(Data):
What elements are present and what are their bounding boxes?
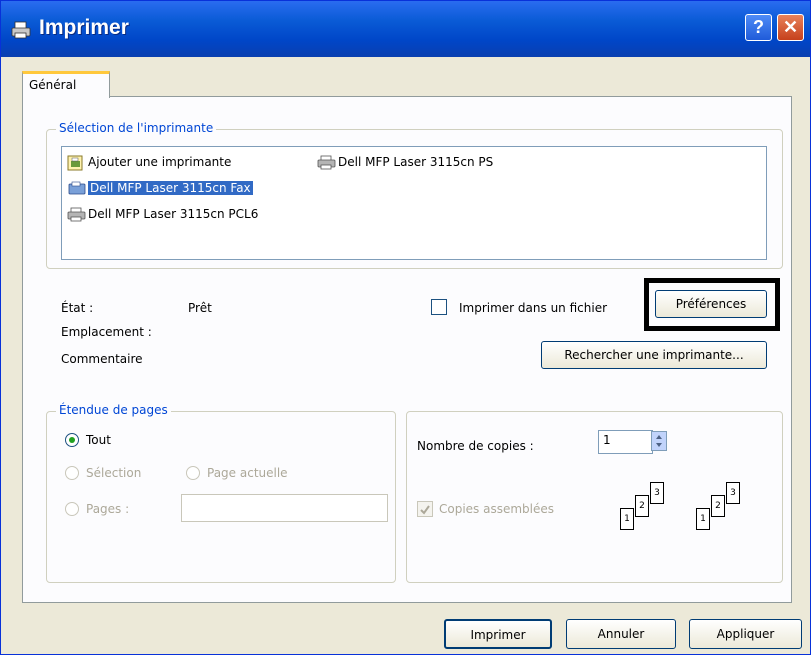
find-printer-button[interactable]: Rechercher une imprimante...	[541, 341, 767, 369]
print-to-file-checkbox[interactable]	[431, 299, 447, 315]
location-label: Emplacement :	[61, 325, 152, 339]
collated-pages-icon: 3 2 1	[620, 482, 680, 542]
collate-label: Copies assemblées	[439, 502, 555, 516]
printer-icon	[67, 207, 86, 221]
printer-icon	[11, 21, 31, 39]
print-button[interactable]: Imprimer	[444, 619, 552, 649]
printer-label: Dell MFP Laser 3115cn Fax	[88, 181, 253, 195]
state-label: État :	[61, 301, 94, 315]
check-icon	[420, 505, 430, 515]
help-button[interactable]: ?	[745, 14, 772, 41]
state-value: Prêt	[188, 301, 212, 315]
page-sheet: 1	[696, 508, 710, 530]
title-bar[interactable]: Imprimer ? ✕	[1, 1, 810, 57]
printer-item-add[interactable]: Ajouter une imprimante	[66, 153, 231, 171]
printer-selection-label: Sélection de l'imprimante	[56, 121, 217, 135]
pages-label: Pages :	[86, 502, 130, 516]
current-page-radio[interactable]	[186, 466, 200, 480]
current-page-label: Page actuelle	[207, 466, 288, 480]
spinner-arrows-icon	[656, 435, 662, 447]
preferences-highlight-box	[644, 278, 780, 331]
selection-radio[interactable]	[65, 466, 79, 480]
printer-icon	[317, 155, 336, 169]
printer-label: Ajouter une imprimante	[88, 155, 232, 169]
selection-label: Sélection	[86, 466, 142, 480]
collated-pages-icon: 3 2 1	[696, 482, 756, 542]
printer-label: Dell MFP Laser 3115cn PCL6	[88, 207, 259, 221]
page-sheet: 2	[635, 495, 649, 517]
apply-button[interactable]: Appliquer	[689, 619, 802, 649]
page-sheet: 3	[726, 482, 740, 504]
printer-item-pcl6[interactable]: Dell MFP Laser 3115cn PCL6	[66, 205, 258, 223]
printer-list[interactable]: Ajouter une imprimante Dell MFP Laser 31…	[61, 146, 767, 260]
close-button[interactable]: ✕	[777, 14, 804, 41]
page-range-label: Étendue de pages	[56, 403, 171, 417]
copies-count-label: Nombre de copies :	[417, 439, 534, 453]
page-sheet: 2	[711, 495, 725, 517]
print-dialog: Imprimer ? ✕ Général Sélection de l'impr…	[0, 0, 811, 655]
printer-item-fax[interactable]: Dell MFP Laser 3115cn Fax	[66, 179, 253, 197]
copies-spinner[interactable]	[651, 431, 667, 451]
comment-label: Commentaire	[61, 352, 143, 366]
tab-general[interactable]: Général	[22, 71, 110, 98]
printer-item-ps[interactable]: Dell MFP Laser 3115cn PS	[316, 153, 493, 171]
copies-count-input[interactable]: 1	[598, 430, 653, 454]
all-pages-label: Tout	[86, 433, 111, 447]
fax-icon	[68, 181, 86, 194]
pages-input[interactable]	[181, 494, 388, 522]
radio-selected-dot	[69, 437, 75, 443]
add-printer-icon	[67, 155, 83, 170]
collate-checkbox[interactable]	[417, 501, 433, 517]
all-pages-radio[interactable]	[65, 433, 79, 447]
page-sheet: 1	[620, 508, 634, 530]
print-to-file-label: Imprimer dans un fichier	[459, 301, 608, 315]
pages-radio[interactable]	[65, 502, 79, 516]
cancel-button[interactable]: Annuler	[566, 619, 676, 649]
printer-label: Dell MFP Laser 3115cn PS	[338, 155, 494, 169]
page-sheet: 3	[650, 482, 664, 504]
window-title: Imprimer	[39, 16, 129, 39]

(Task statement):
Copy the records above word for word, leaving out the pictures.

(Reply to the exercise):
What elements are present and what are their bounding boxes?
find-printer-button[interactable]: Rechercher une imprimante...	[541, 341, 767, 369]
print-to-file-checkbox[interactable]	[431, 299, 447, 315]
location-label: Emplacement :	[61, 325, 152, 339]
collated-pages-icon: 3 2 1	[620, 482, 680, 542]
collate-label: Copies assemblées	[439, 502, 555, 516]
printer-icon	[67, 207, 86, 221]
printer-icon	[11, 21, 31, 39]
print-button[interactable]: Imprimer	[444, 619, 552, 649]
printer-label: Dell MFP Laser 3115cn Fax	[88, 181, 253, 195]
state-label: État :	[61, 301, 94, 315]
check-icon	[420, 505, 430, 515]
help-button[interactable]: ?	[745, 14, 772, 41]
state-value: Prêt	[188, 301, 212, 315]
page-sheet: 1	[696, 508, 710, 530]
title-bar[interactable]: Imprimer ? ✕	[1, 1, 810, 57]
printer-item-add[interactable]: Ajouter une imprimante	[66, 153, 231, 171]
printer-selection-label: Sélection de l'imprimante	[56, 121, 217, 135]
pages-label: Pages :	[86, 502, 130, 516]
current-page-radio[interactable]	[186, 466, 200, 480]
current-page-label: Page actuelle	[207, 466, 288, 480]
spinner-arrows-icon	[656, 435, 662, 447]
preferences-highlight-box	[644, 278, 780, 331]
selection-radio[interactable]	[65, 466, 79, 480]
printer-icon	[317, 155, 336, 169]
printer-label: Ajouter une imprimante	[88, 155, 232, 169]
selection-label: Sélection	[86, 466, 142, 480]
collated-pages-icon: 3 2 1	[696, 482, 756, 542]
printer-label: Dell MFP Laser 3115cn PCL6	[88, 207, 259, 221]
page-sheet: 2	[635, 495, 649, 517]
apply-button[interactable]: Appliquer	[689, 619, 802, 649]
page-sheet: 3	[726, 482, 740, 504]
printer-item-pcl6[interactable]: Dell MFP Laser 3115cn PCL6	[66, 205, 258, 223]
printer-list[interactable]: Ajouter une imprimante Dell MFP Laser 31…	[61, 146, 767, 260]
close-button[interactable]: ✕	[777, 14, 804, 41]
page-range-label: Étendue de pages	[56, 403, 171, 417]
copies-count-label: Nombre de copies :	[417, 439, 534, 453]
page-sheet: 2	[711, 495, 725, 517]
print-dialog: Imprimer ? ✕ Général Sélection de l'impr…	[0, 0, 811, 655]
printer-item-fax[interactable]: Dell MFP Laser 3115cn Fax	[66, 179, 253, 197]
copies-spinner[interactable]	[651, 431, 667, 451]
comment-label: Commentaire	[61, 352, 143, 366]
tab-general[interactable]: Général	[22, 71, 110, 98]
printer-item-ps[interactable]: Dell MFP Laser 3115cn PS	[316, 153, 493, 171]
copies-count-input[interactable]: 1	[598, 430, 653, 454]
all-pages-label: Tout	[86, 433, 111, 447]
fax-icon	[68, 181, 86, 194]
pages-input[interactable]	[181, 494, 388, 522]
radio-selected-dot	[69, 437, 75, 443]
add-printer-icon	[67, 155, 83, 170]
collate-checkbox[interactable]	[417, 501, 433, 517]
all-pages-radio[interactable]	[65, 433, 79, 447]
page-sheet: 1	[620, 508, 634, 530]
print-to-file-label: Imprimer dans un fichier	[459, 301, 608, 315]
pages-radio[interactable]	[65, 502, 79, 516]
cancel-button[interactable]: Annuler	[566, 619, 676, 649]
printer-label: Dell MFP Laser 3115cn PS	[338, 155, 494, 169]
page-sheet: 3	[650, 482, 664, 504]
window-title: Imprimer	[39, 16, 129, 39]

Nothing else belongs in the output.